-- Start SOURCE DATA --

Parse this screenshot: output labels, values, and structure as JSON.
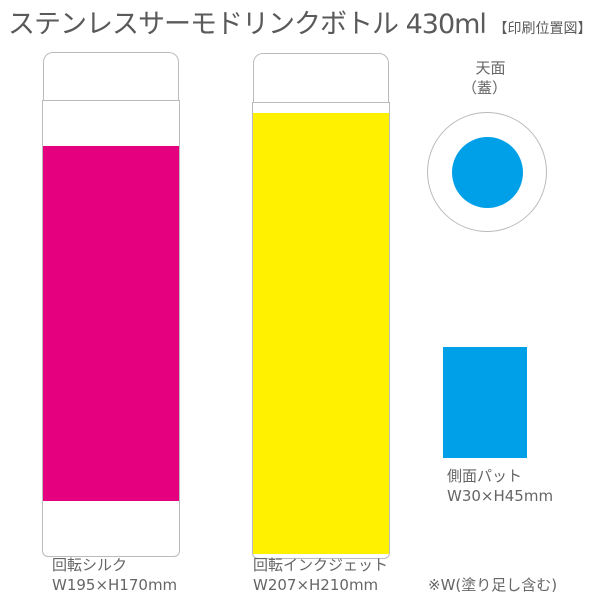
{
  "title": "ステンレスサーモドリンクボトル 430ml",
  "subtitle": "【印刷位置図】",
  "bottle_silk": {
    "label": "回転シルク",
    "size": "W195×H170mm",
    "color": "#e4007f"
  },
  "bottle_inkjet": {
    "label": "回転インクジェット",
    "size": "W207×H210mm",
    "color": "#fff100"
  },
  "top": {
    "label": "天面",
    "sublabel": "（蓋）",
    "color": "#00a0e9"
  },
  "side_pad": {
    "label": "側面パット",
    "size": "W30×H45mm",
    "color": "#00a0e9"
  },
  "note": "※W(塗り足し含む)"
}
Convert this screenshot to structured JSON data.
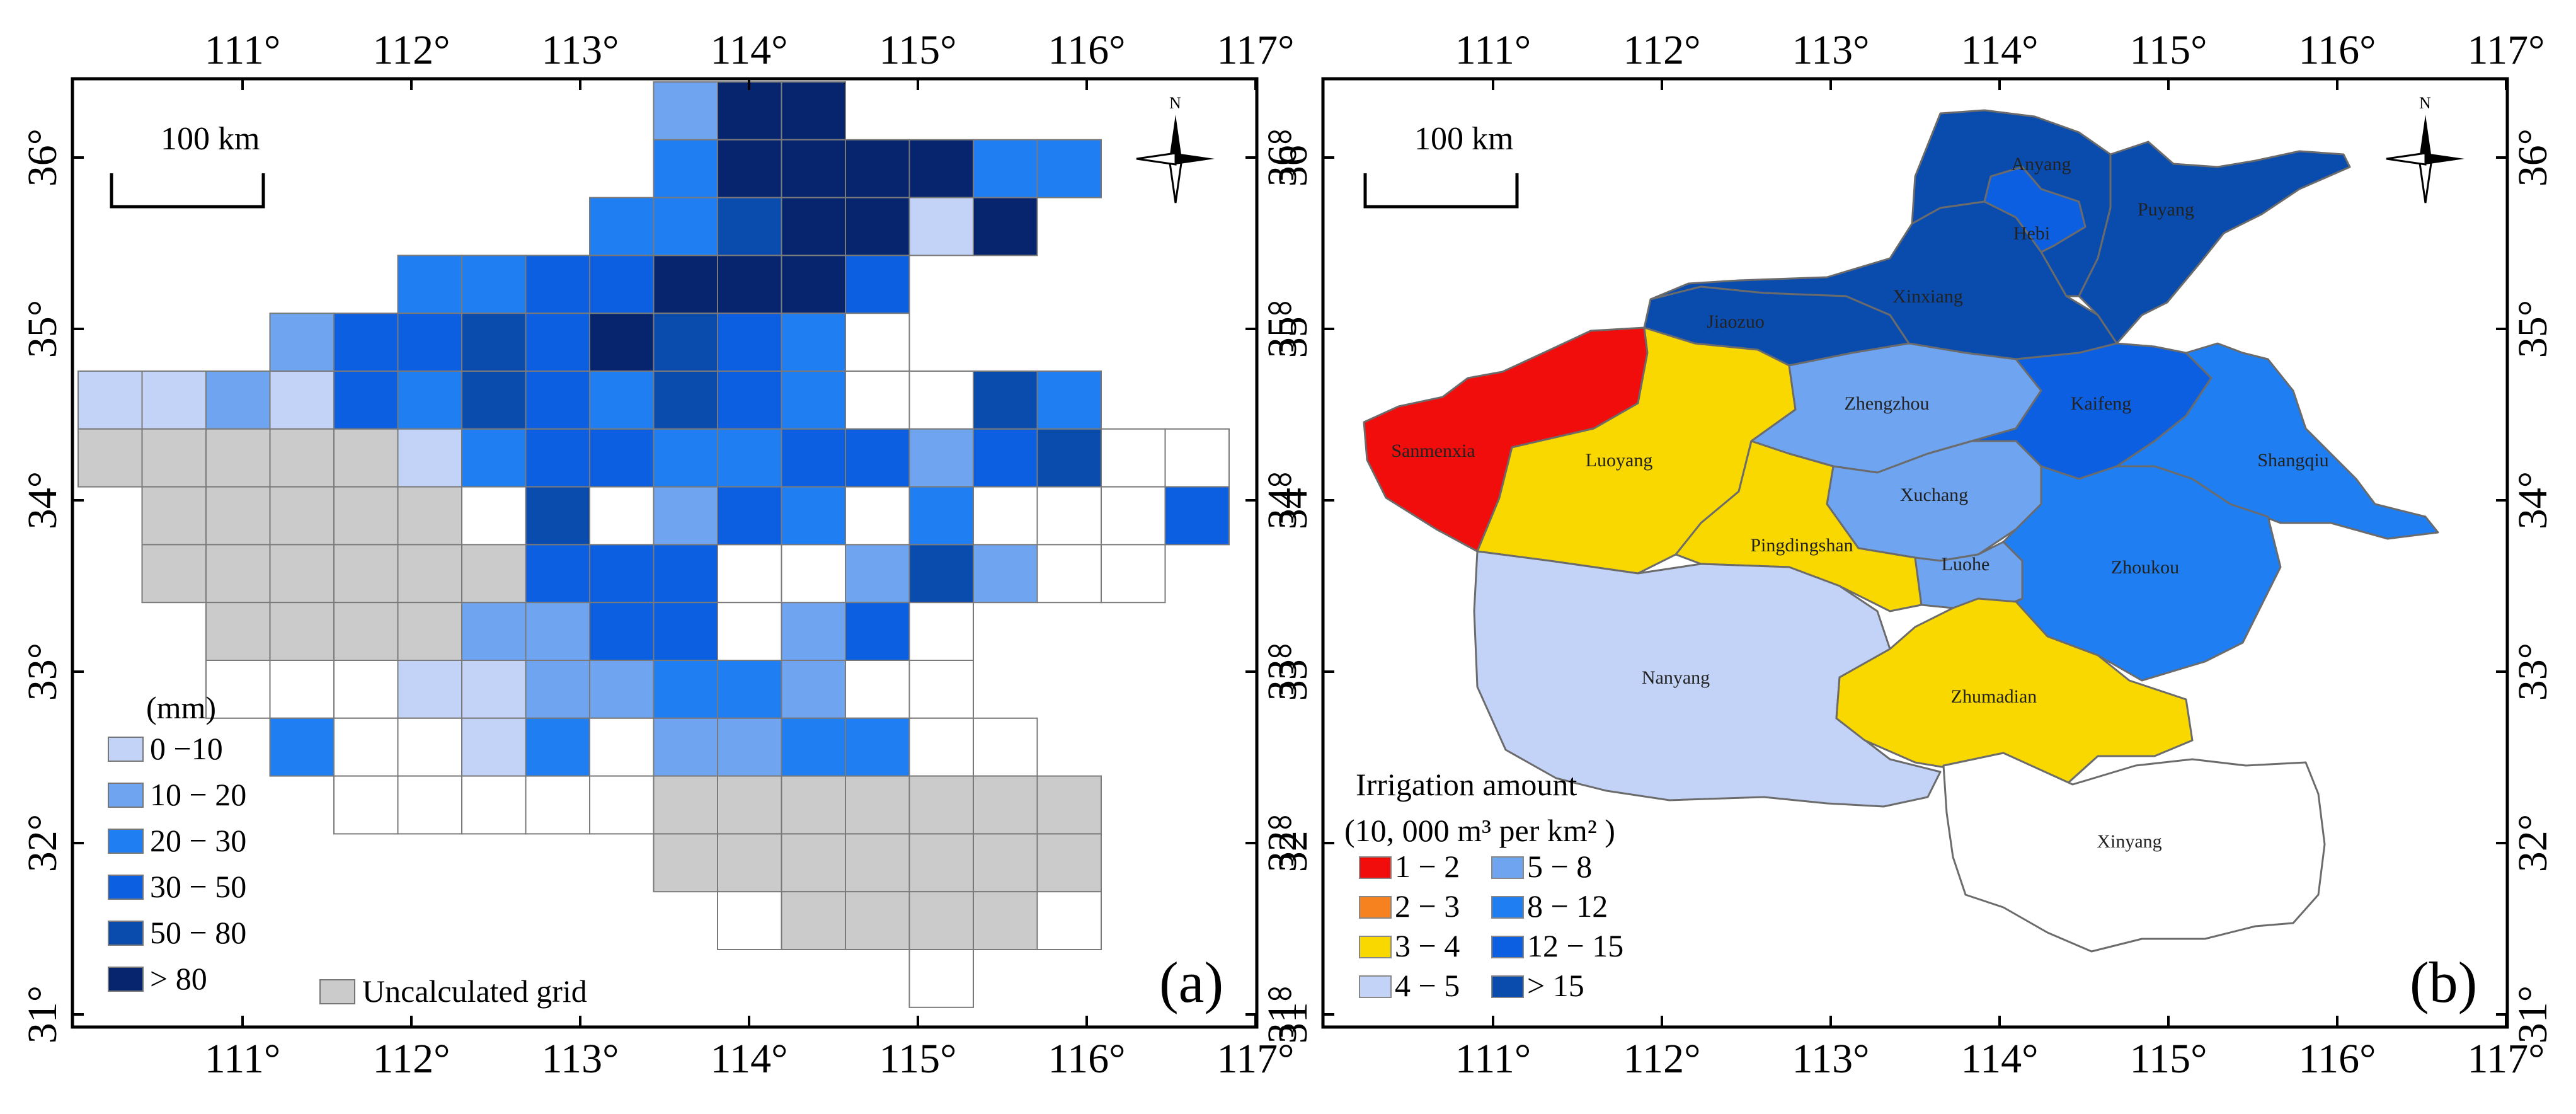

-- End SOURCE DATA --

(TASK BRIEF): Reproduce the material in its entirety and word for word, without the pictures.

(CORRECT OUTPUT):
Parse this screenshot: output labels, values, and structure as JSON.
{
  "title": "ステンレスサーモドリンクボトル 430ml",
  "subtitle": "【印刷位置図】",
  "bottle_silk": {
    "label": "回転シルク",
    "size": "W195×H170mm",
    "color": "#e4007f"
  },
  "bottle_inkjet": {
    "label": "回転インクジェット",
    "size": "W207×H210mm",
    "color": "#fff100"
  },
  "top": {
    "label": "天面",
    "sublabel": "（蓋）",
    "color": "#00a0e9"
  },
  "side_pad": {
    "label": "側面パット",
    "size": "W30×H45mm",
    "color": "#00a0e9"
  },
  "note": "※W(塗り足し含む)"
}
Convert this screenshot to structured JSON data.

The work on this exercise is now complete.